Records from a dataset:
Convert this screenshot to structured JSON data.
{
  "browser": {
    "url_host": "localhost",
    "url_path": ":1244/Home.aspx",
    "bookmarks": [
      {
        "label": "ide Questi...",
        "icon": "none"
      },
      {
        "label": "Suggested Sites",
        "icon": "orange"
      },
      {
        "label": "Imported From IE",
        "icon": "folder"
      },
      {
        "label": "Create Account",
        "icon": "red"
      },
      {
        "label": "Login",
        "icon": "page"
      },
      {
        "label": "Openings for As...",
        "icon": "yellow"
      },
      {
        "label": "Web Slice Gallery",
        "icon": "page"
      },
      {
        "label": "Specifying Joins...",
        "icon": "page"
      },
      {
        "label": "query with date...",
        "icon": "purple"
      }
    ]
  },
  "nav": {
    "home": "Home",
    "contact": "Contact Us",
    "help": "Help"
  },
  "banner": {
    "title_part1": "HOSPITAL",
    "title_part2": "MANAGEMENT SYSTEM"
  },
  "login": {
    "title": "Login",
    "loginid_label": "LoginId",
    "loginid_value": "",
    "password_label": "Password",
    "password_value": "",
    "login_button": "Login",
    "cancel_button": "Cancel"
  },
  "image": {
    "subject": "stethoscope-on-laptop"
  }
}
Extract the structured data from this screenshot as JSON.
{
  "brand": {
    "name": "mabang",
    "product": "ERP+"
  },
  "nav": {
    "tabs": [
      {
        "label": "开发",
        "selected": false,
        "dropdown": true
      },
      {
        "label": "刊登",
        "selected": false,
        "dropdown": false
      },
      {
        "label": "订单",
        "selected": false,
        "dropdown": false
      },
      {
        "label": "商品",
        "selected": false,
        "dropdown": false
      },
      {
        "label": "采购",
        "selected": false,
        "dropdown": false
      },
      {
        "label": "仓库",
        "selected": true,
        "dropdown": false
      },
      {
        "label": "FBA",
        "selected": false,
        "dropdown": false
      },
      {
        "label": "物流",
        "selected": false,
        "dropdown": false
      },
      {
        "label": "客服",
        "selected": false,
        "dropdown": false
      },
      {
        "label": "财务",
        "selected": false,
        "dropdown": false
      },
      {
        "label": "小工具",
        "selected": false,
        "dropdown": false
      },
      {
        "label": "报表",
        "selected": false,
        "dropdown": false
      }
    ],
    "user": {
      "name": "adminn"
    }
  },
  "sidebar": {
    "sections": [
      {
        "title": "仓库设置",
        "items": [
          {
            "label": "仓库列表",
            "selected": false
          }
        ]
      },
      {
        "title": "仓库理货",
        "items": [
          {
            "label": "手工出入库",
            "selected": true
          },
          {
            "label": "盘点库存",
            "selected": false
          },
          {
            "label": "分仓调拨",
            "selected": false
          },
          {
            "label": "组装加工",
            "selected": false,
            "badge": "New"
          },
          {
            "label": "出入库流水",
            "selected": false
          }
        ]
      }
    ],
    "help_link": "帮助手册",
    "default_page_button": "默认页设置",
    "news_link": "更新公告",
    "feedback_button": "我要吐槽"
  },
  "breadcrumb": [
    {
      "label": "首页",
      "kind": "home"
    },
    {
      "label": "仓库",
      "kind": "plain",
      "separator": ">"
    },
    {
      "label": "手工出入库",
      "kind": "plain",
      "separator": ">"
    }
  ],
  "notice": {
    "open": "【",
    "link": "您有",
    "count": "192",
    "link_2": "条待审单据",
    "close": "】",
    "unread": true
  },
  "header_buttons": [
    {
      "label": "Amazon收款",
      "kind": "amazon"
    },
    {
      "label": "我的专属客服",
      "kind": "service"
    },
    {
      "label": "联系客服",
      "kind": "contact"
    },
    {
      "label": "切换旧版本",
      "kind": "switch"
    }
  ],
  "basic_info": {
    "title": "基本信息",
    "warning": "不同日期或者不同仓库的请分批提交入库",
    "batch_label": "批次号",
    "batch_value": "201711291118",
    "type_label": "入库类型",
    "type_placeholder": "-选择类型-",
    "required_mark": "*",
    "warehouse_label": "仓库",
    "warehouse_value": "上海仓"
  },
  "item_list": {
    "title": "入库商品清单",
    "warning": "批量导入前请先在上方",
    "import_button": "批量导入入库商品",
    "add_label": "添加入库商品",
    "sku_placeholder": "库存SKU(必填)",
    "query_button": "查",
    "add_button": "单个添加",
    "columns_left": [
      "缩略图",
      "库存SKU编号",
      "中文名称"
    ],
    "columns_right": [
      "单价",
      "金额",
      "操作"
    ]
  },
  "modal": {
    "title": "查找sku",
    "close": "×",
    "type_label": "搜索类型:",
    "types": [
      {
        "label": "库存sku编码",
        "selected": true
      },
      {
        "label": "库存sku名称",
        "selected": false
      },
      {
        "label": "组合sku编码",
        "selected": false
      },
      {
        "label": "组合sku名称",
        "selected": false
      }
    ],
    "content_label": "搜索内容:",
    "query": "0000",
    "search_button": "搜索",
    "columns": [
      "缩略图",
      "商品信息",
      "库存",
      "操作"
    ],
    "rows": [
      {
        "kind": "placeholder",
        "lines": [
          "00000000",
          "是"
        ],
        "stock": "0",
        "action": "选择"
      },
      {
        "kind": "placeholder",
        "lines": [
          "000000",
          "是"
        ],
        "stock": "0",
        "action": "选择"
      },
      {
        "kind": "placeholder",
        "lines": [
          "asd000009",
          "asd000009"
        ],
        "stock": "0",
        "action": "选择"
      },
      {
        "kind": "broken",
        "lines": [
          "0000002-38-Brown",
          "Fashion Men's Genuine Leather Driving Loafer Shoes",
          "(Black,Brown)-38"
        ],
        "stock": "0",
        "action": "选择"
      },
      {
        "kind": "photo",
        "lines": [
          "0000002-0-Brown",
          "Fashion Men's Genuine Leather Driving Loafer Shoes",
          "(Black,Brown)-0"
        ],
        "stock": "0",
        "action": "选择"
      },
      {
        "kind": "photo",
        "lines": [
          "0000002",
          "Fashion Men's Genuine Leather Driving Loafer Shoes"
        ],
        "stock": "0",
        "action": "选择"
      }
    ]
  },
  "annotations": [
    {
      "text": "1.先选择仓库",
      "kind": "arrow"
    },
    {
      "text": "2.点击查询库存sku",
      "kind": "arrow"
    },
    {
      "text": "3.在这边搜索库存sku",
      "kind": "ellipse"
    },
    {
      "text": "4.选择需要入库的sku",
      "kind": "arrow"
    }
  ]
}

WHAT THE TASK ASKS: Filter the entries above down to the lines containing the word "Brown".

EXPECTED ANSWER:
          "0000002-38-Brown",
          "(Black,Brown)-38"
          "0000002-0-Brown",
          "(Black,Brown)-0"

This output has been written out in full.